▼
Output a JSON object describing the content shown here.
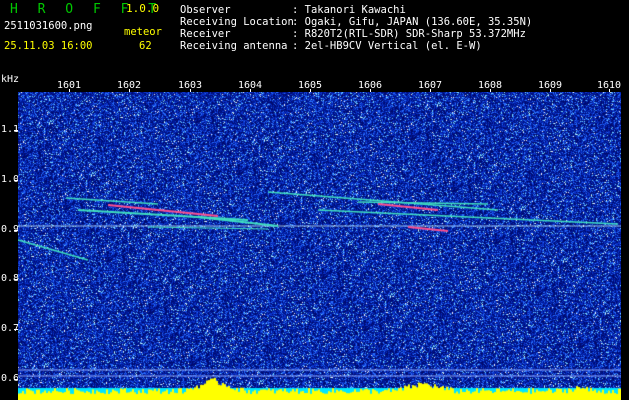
{
  "header": {
    "app_name": "H R O F F T",
    "version": "1.0.0",
    "filename": "2511031600.png",
    "datetime": "25.11.03 16:00",
    "meteor_label": "meteor",
    "meteor_count": "62",
    "info": [
      {
        "label": "Observer",
        "value": ": Takanori Kawachi"
      },
      {
        "label": "Receiving Location",
        "value": ": Ogaki, Gifu, JAPAN (136.60E, 35.35N)"
      },
      {
        "label": "Receiver",
        "value": ": R820T2(RTL-SDR) SDR-Sharp 53.372MHz"
      },
      {
        "label": "Receiving antenna",
        "value": ": 2el-HB9CV Vertical (el. E-W)"
      }
    ]
  },
  "spectrogram": {
    "y_unit": "kHz",
    "x_ticks": [
      "1601",
      "1602",
      "1603",
      "1604",
      "1605",
      "1606",
      "1607",
      "1608",
      "1609",
      "1610"
    ],
    "y_ticks": [
      "1.1",
      "1.0",
      "0.9",
      "0.8",
      "0.7",
      "0.6"
    ],
    "colors": {
      "background": "#000000",
      "noise_low": "#001a8c",
      "noise_high": "#2a6cff",
      "trail": "#40e0c0",
      "trail_hot": "#ff4080",
      "level_bars": "#ffff00",
      "level_base": "#00ffff"
    }
  }
}
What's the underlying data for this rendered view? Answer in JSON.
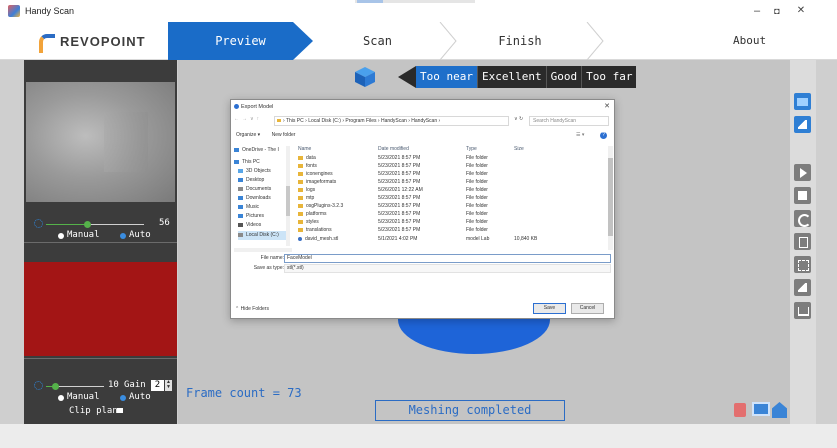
{
  "window": {
    "title": "Handy Scan",
    "minimize": "–",
    "maximize": "◘",
    "close": "✕"
  },
  "brand": {
    "name": "REVOPOINT"
  },
  "steps": [
    {
      "label": "Preview"
    },
    {
      "label": "Scan"
    },
    {
      "label": "Finish"
    }
  ],
  "about_label": "About",
  "camera_top": {
    "value": "56",
    "mode_manual": "Manual",
    "mode_auto": "Auto"
  },
  "camera_bottom": {
    "value": "10",
    "gain_label": "Gain",
    "gain_value": "2",
    "mode_manual": "Manual",
    "mode_auto": "Auto",
    "clip_plane": "Clip plane"
  },
  "distance": {
    "items": [
      "Too near",
      "Excellent",
      "Good",
      "Too far"
    ],
    "active_index": 0
  },
  "frame_count": "Frame count = 73",
  "status": "Meshing completed",
  "dialog": {
    "title": "Export Model",
    "breadcrumb": "›  This PC  ›  Local Disk (C:)  ›  Program Files  ›  HandyScan  ›  HandyScan  ›",
    "search_placeholder": "Search HandyScan",
    "organize": "Organize ▾",
    "new_folder": "New folder",
    "nav_items": [
      {
        "label": "OneDrive - The I",
        "color": "#3a84d6"
      },
      {
        "label": "This PC",
        "color": "#3a84d6"
      },
      {
        "label": "3D Objects",
        "color": "#58a6e8"
      },
      {
        "label": "Desktop",
        "color": "#3a84d6"
      },
      {
        "label": "Documents",
        "color": "#8a8a8a"
      },
      {
        "label": "Downloads",
        "color": "#3a84d6"
      },
      {
        "label": "Music",
        "color": "#3a84d6"
      },
      {
        "label": "Pictures",
        "color": "#3a84d6"
      },
      {
        "label": "Videos",
        "color": "#555555"
      },
      {
        "label": "Local Disk (C:)",
        "color": "#8a8a8a"
      }
    ],
    "columns": [
      "Name",
      "Date modified",
      "Type",
      "Size"
    ],
    "files": [
      {
        "name": "data",
        "date": "5/23/2021 8:57 PM",
        "type": "File folder",
        "size": ""
      },
      {
        "name": "fonts",
        "date": "5/23/2021 8:57 PM",
        "type": "File folder",
        "size": ""
      },
      {
        "name": "iconengines",
        "date": "5/23/2021 8:57 PM",
        "type": "File folder",
        "size": ""
      },
      {
        "name": "imageformats",
        "date": "5/23/2021 8:57 PM",
        "type": "File folder",
        "size": ""
      },
      {
        "name": "logs",
        "date": "5/26/2021 12:22 AM",
        "type": "File folder",
        "size": ""
      },
      {
        "name": "mtp",
        "date": "5/23/2021 8:57 PM",
        "type": "File folder",
        "size": ""
      },
      {
        "name": "osgPlugins-3.2.3",
        "date": "5/23/2021 8:57 PM",
        "type": "File folder",
        "size": ""
      },
      {
        "name": "platforms",
        "date": "5/23/2021 8:57 PM",
        "type": "File folder",
        "size": ""
      },
      {
        "name": "styles",
        "date": "5/23/2021 8:57 PM",
        "type": "File folder",
        "size": ""
      },
      {
        "name": "translations",
        "date": "5/23/2021 8:57 PM",
        "type": "File folder",
        "size": ""
      },
      {
        "name": "david_mesh.stl",
        "date": "5/1/2021 4:02 PM",
        "type": "model Lab",
        "size": "10,840 KB"
      }
    ],
    "file_name_label": "File name:",
    "file_name_value": "FaceModel",
    "save_type_label": "Save as type:",
    "save_type_value": "stl(*.stl)",
    "hide_folders": "Hide Folders",
    "save_button": "Save",
    "cancel_button": "Cancel",
    "close": "✕"
  },
  "colors": {
    "accent": "#1a6cc8",
    "status_text": "#2b6cc4",
    "camera_red": "#a31515"
  }
}
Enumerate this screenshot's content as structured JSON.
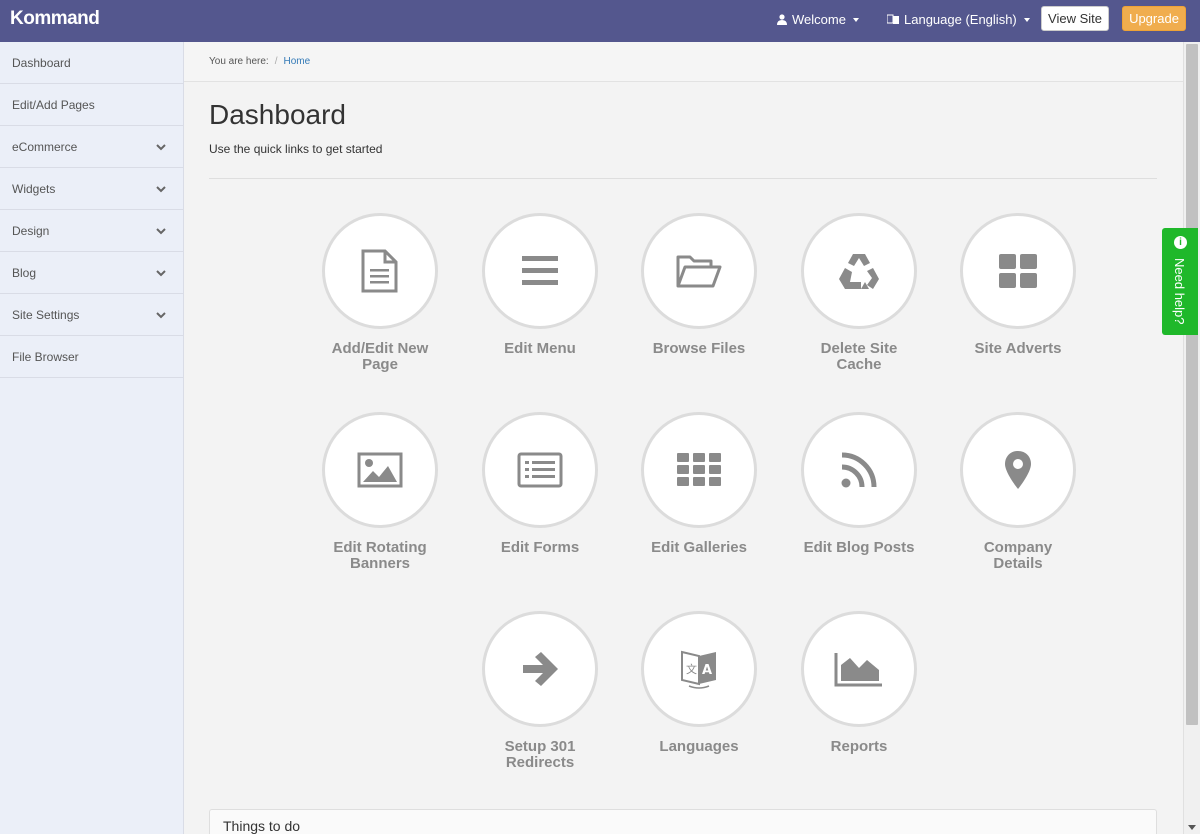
{
  "header": {
    "logo": "Kommand",
    "welcome": "Welcome",
    "language": "Language (English)",
    "view_site": "View Site",
    "upgrade": "Upgrade"
  },
  "sidebar": {
    "items": [
      {
        "label": "Dashboard",
        "has_chevron": false
      },
      {
        "label": "Edit/Add Pages",
        "has_chevron": false
      },
      {
        "label": "eCommerce",
        "has_chevron": true
      },
      {
        "label": "Widgets",
        "has_chevron": true
      },
      {
        "label": "Design",
        "has_chevron": true
      },
      {
        "label": "Blog",
        "has_chevron": true
      },
      {
        "label": "Site Settings",
        "has_chevron": true
      },
      {
        "label": "File Browser",
        "has_chevron": false
      }
    ]
  },
  "breadcrumb": {
    "prefix": "You are here:",
    "separator": "/",
    "home": "Home"
  },
  "main": {
    "title": "Dashboard",
    "subtitle": "Use the quick links to get started",
    "things_to_do": "Things to do"
  },
  "tiles": [
    {
      "label": "Add/Edit New Page",
      "icon": "document-icon"
    },
    {
      "label": "Edit Menu",
      "icon": "menu-icon"
    },
    {
      "label": "Browse Files",
      "icon": "folder-open-icon"
    },
    {
      "label": "Delete Site Cache",
      "icon": "recycle-icon"
    },
    {
      "label": "Site Adverts",
      "icon": "grid-large-icon"
    },
    {
      "label": "Edit Rotating Banners",
      "icon": "picture-icon"
    },
    {
      "label": "Edit Forms",
      "icon": "list-alt-icon"
    },
    {
      "label": "Edit Galleries",
      "icon": "grid-small-icon"
    },
    {
      "label": "Edit Blog Posts",
      "icon": "rss-icon"
    },
    {
      "label": "Company Details",
      "icon": "map-marker-icon"
    },
    {
      "label": "Setup 301 Redirects",
      "icon": "arrow-right-icon"
    },
    {
      "label": "Languages",
      "icon": "language-icon"
    },
    {
      "label": "Reports",
      "icon": "area-chart-icon"
    }
  ],
  "help": {
    "label": "Need help?",
    "icon": "info-icon"
  },
  "colors": {
    "topbar": "#54578e",
    "upgrade": "#f0ad4e",
    "help": "#1fb82a",
    "sidebar": "#ebeff8",
    "icon": "#8a8a8a"
  }
}
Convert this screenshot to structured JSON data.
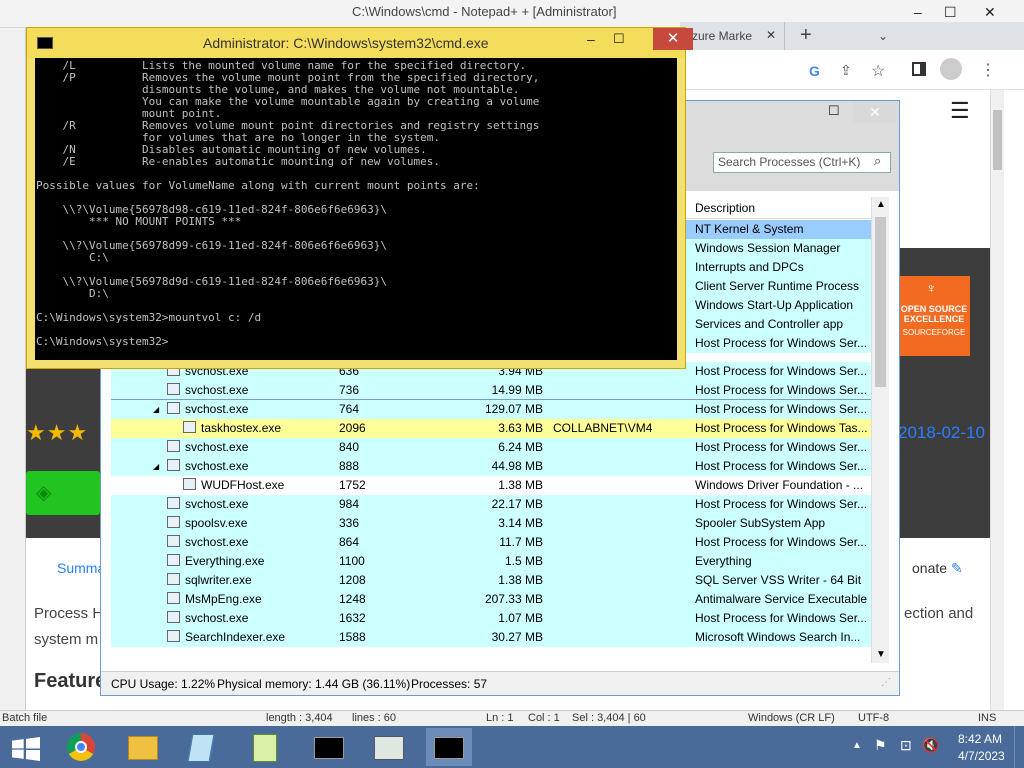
{
  "notepad": {
    "title_left": "C:\\Windows\\cmd",
    "title_mid": "- Notepad+ +",
    "title_right": "[Administrator]",
    "status": [
      "Batch file",
      "length : 3,404",
      "lines : 60",
      "Ln : 1",
      "Col : 1",
      "Sel : 3,404 | 60",
      "Windows (CR LF)",
      "UTF-8",
      "INS"
    ]
  },
  "chrome": {
    "tab_label": "Azure Marke",
    "new_tab": "+"
  },
  "webpage": {
    "badge_line1": "OPEN SOURCE",
    "badge_line2": "EXCELLENCE",
    "badge_brand": "SOURCEFORGE",
    "date": "2018-02-10",
    "stars": "★★★",
    "summary_tab": "Summa",
    "donate": "onate",
    "text_line1_left": "Process H",
    "text_line2_left": "system m",
    "text_line1_right": "ection and",
    "features_heading": "Feature"
  },
  "cmd": {
    "title": "Administrator: C:\\Windows\\system32\\cmd.exe",
    "output": "    /L          Lists the mounted volume name for the specified directory.\n    /P          Removes the volume mount point from the specified directory,\n                dismounts the volume, and makes the volume not mountable.\n                You can make the volume mountable again by creating a volume\n                mount point.\n    /R          Removes volume mount point directories and registry settings\n                for volumes that are no longer in the system.\n    /N          Disables automatic mounting of new volumes.\n    /E          Re-enables automatic mounting of new volumes.\n\nPossible values for VolumeName along with current mount points are:\n\n    \\\\?\\Volume{56978d98-c619-11ed-824f-806e6f6e6963}\\\n        *** NO MOUNT POINTS ***\n\n    \\\\?\\Volume{56978d99-c619-11ed-824f-806e6f6e6963}\\\n        C:\\\n\n    \\\\?\\Volume{56978d9d-c619-11ed-824f-806e6f6e6963}\\\n        D:\\\n\nC:\\Windows\\system32>mountvol c: /d\n\nC:\\Windows\\system32>"
  },
  "process_explorer": {
    "search_placeholder": "Search Processes (Ctrl+K)",
    "description_header": "Description",
    "top_descriptions": [
      "NT Kernel & System",
      "Windows Session Manager",
      "Interrupts and DPCs",
      "Client Server Runtime Process",
      "Windows Start-Up Application",
      "Services and Controller app",
      "Host Process for Windows Ser..."
    ],
    "rows": [
      {
        "name": "svchost.exe",
        "pid": "636",
        "mem": "3.94 MB",
        "user": "",
        "desc": "Host Process for Windows Ser...",
        "color": "#ccffff",
        "indent": 0,
        "expand": ""
      },
      {
        "name": "svchost.exe",
        "pid": "736",
        "mem": "14.99 MB",
        "user": "",
        "desc": "Host Process for Windows Ser...",
        "color": "#ccffff",
        "indent": 0,
        "expand": ""
      },
      {
        "name": "svchost.exe",
        "pid": "764",
        "mem": "129.07 MB",
        "user": "",
        "desc": "Host Process for Windows Ser...",
        "color": "#ccffff",
        "indent": 0,
        "expand": "◢",
        "selected": true
      },
      {
        "name": "taskhostex.exe",
        "pid": "2096",
        "mem": "3.63 MB",
        "user": "COLLABNET\\VM4",
        "desc": "Host Process for Windows Tas...",
        "color": "#ffff99",
        "indent": 1,
        "expand": ""
      },
      {
        "name": "svchost.exe",
        "pid": "840",
        "mem": "6.24 MB",
        "user": "",
        "desc": "Host Process for Windows Ser...",
        "color": "#ccffff",
        "indent": 0,
        "expand": ""
      },
      {
        "name": "svchost.exe",
        "pid": "888",
        "mem": "44.98 MB",
        "user": "",
        "desc": "Host Process for Windows Ser...",
        "color": "#ccffff",
        "indent": 0,
        "expand": "◢"
      },
      {
        "name": "WUDFHost.exe",
        "pid": "1752",
        "mem": "1.38 MB",
        "user": "",
        "desc": "Windows Driver Foundation - ...",
        "color": "#ffffff",
        "indent": 1,
        "expand": ""
      },
      {
        "name": "svchost.exe",
        "pid": "984",
        "mem": "22.17 MB",
        "user": "",
        "desc": "Host Process for Windows Ser...",
        "color": "#ccffff",
        "indent": 0,
        "expand": ""
      },
      {
        "name": "spoolsv.exe",
        "pid": "336",
        "mem": "3.14 MB",
        "user": "",
        "desc": "Spooler SubSystem App",
        "color": "#ccffff",
        "indent": 0,
        "expand": ""
      },
      {
        "name": "svchost.exe",
        "pid": "864",
        "mem": "11.7 MB",
        "user": "",
        "desc": "Host Process for Windows Ser...",
        "color": "#ccffff",
        "indent": 0,
        "expand": ""
      },
      {
        "name": "Everything.exe",
        "pid": "1100",
        "mem": "1.5 MB",
        "user": "",
        "desc": "Everything",
        "color": "#ccffff",
        "indent": 0,
        "expand": ""
      },
      {
        "name": "sqlwriter.exe",
        "pid": "1208",
        "mem": "1.38 MB",
        "user": "",
        "desc": "SQL Server VSS Writer - 64 Bit",
        "color": "#ccffff",
        "indent": 0,
        "expand": ""
      },
      {
        "name": "MsMpEng.exe",
        "pid": "1248",
        "mem": "207.33 MB",
        "user": "",
        "desc": "Antimalware Service Executable",
        "color": "#ccffff",
        "indent": 0,
        "expand": ""
      },
      {
        "name": "svchost.exe",
        "pid": "1632",
        "mem": "1.07 MB",
        "user": "",
        "desc": "Host Process for Windows Ser...",
        "color": "#ccffff",
        "indent": 0,
        "expand": ""
      },
      {
        "name": "SearchIndexer.exe",
        "pid": "1588",
        "mem": "30.27 MB",
        "user": "",
        "desc": "Microsoft Windows Search In...",
        "color": "#ccffff",
        "indent": 0,
        "expand": ""
      }
    ],
    "status": {
      "cpu": "CPU Usage: 1.22%",
      "memory": "Physical memory: 1.44 GB (36.11%)",
      "processes": "Processes: 57"
    }
  },
  "taskbar": {
    "time": "8:42 AM",
    "date": "4/7/2023"
  },
  "colors": {
    "accent_blue": "#1a73e8",
    "selected_row": "#99ccff",
    "service_row": "#ccffff",
    "own_row": "#ffff99"
  }
}
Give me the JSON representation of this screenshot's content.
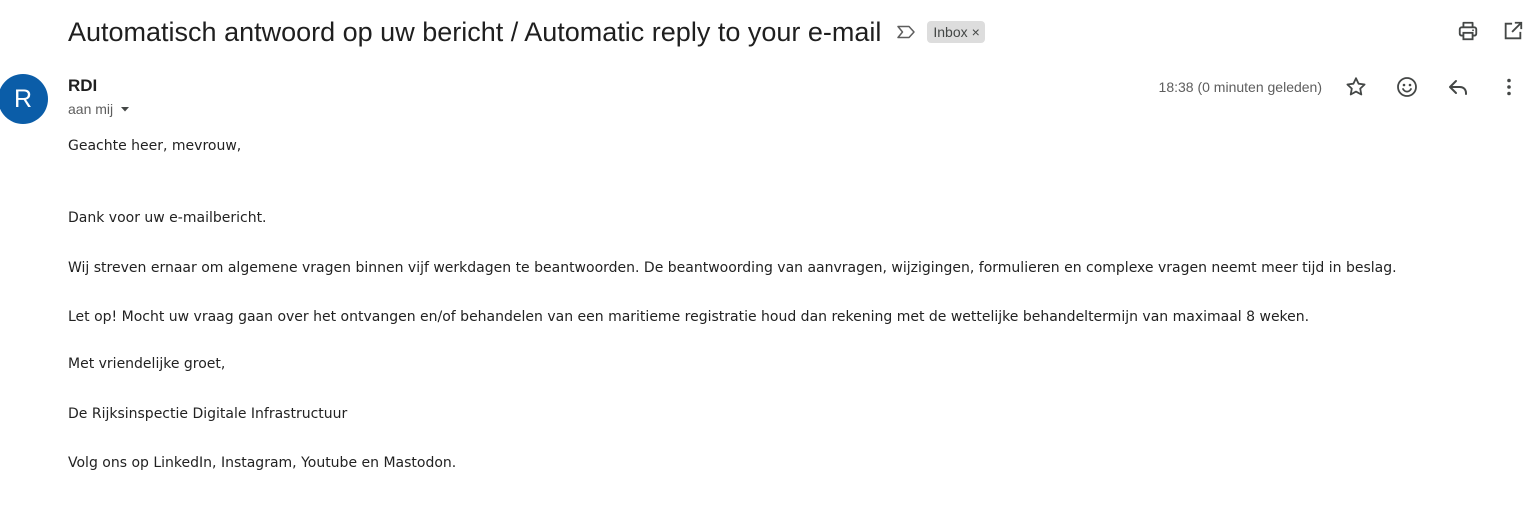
{
  "subject": "Automatisch antwoord op uw bericht / Automatic reply to your e-mail",
  "labels": [
    {
      "name": "Inbox",
      "remove_symbol": "×"
    }
  ],
  "toolbar_icons": [
    "print-icon",
    "open-in-new-window-icon"
  ],
  "sender": {
    "avatar_letter": "R",
    "avatar_color": "#0b5da8",
    "name": "RDI",
    "recipient": "aan mij",
    "timestamp": "18:38 (0 minuten geleden)"
  },
  "message_actions": [
    "star-icon",
    "emoji-reaction-icon",
    "reply-icon",
    "more-options-icon"
  ],
  "body": {
    "greeting": "Geachte heer, mevrouw,",
    "p1": "Dank voor uw e-mailbericht.",
    "p2": "Wij streven ernaar om algemene vragen binnen vijf werkdagen te beantwoorden. De beantwoording van aanvragen, wijzigingen, formulieren en complexe vragen neemt meer tijd in beslag.",
    "p3": "Let op! Mocht uw vraag gaan over het ontvangen en/of behandelen van een maritieme registratie houd dan rekening met de wettelijke behandeltermijn van maximaal 8 weken.",
    "closing": "Met vriendelijke groet,",
    "signature": "De Rijksinspectie Digitale Infrastructuur",
    "social": "Volg ons op LinkedIn, Instagram, Youtube en Mastodon."
  }
}
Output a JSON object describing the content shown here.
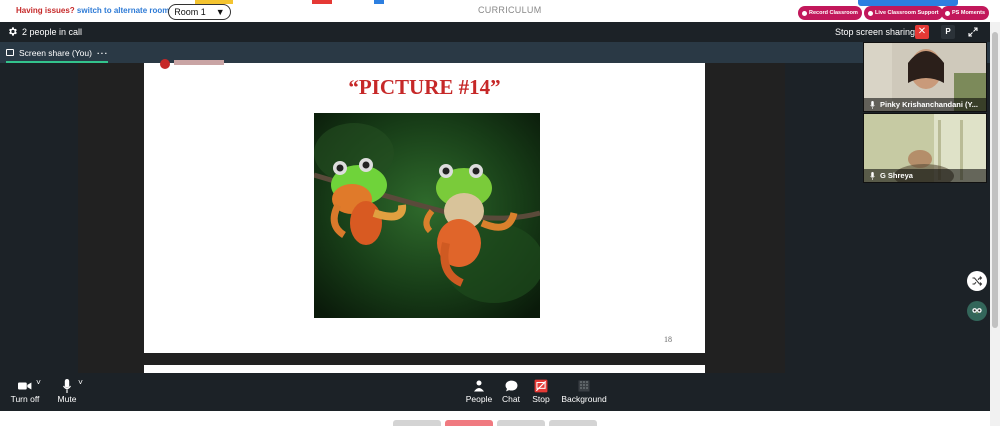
{
  "topbar": {
    "issue_question": "Having issues?",
    "issue_link": "switch to alternate room",
    "room_value": "Room 1",
    "section_title": "CURRICULUM",
    "pills": [
      "Record Classroom",
      "Live Classroom Support",
      "PS Moments"
    ],
    "colors": {
      "pill": "#c2185b",
      "issue": "#c62828",
      "link": "#2e7bd6"
    }
  },
  "call": {
    "people_count": "2 people in call",
    "stop_sharing": "Stop screen sharing",
    "avatar_initial": "P"
  },
  "tabs": {
    "screen_share": "Screen share (You)"
  },
  "slide": {
    "title": "“PICTURE #14”",
    "page_number": "18"
  },
  "participants": [
    {
      "name": "Pinky Krishanchandani (Y..."
    },
    {
      "name": "G Shreya"
    }
  ],
  "controls": {
    "camera": "Turn off",
    "mic": "Mute",
    "people": "People",
    "chat": "Chat",
    "stop": "Stop",
    "background": "Background"
  },
  "icons": {
    "settings": "gear-icon",
    "close": "close-icon",
    "expand": "expand-icon",
    "camera": "video-camera-icon",
    "mic": "microphone-icon",
    "people": "person-icon",
    "chat": "chat-bubble-icon",
    "stop": "stop-share-icon",
    "background": "background-icon"
  }
}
▲
• _Stated goal_:
Look through the records and gather every line containing "reply".

• _Expected answer_:
  "subject": "Automatisch antwoord op uw bericht / Automatic reply to your e-mail",
    "reply-icon",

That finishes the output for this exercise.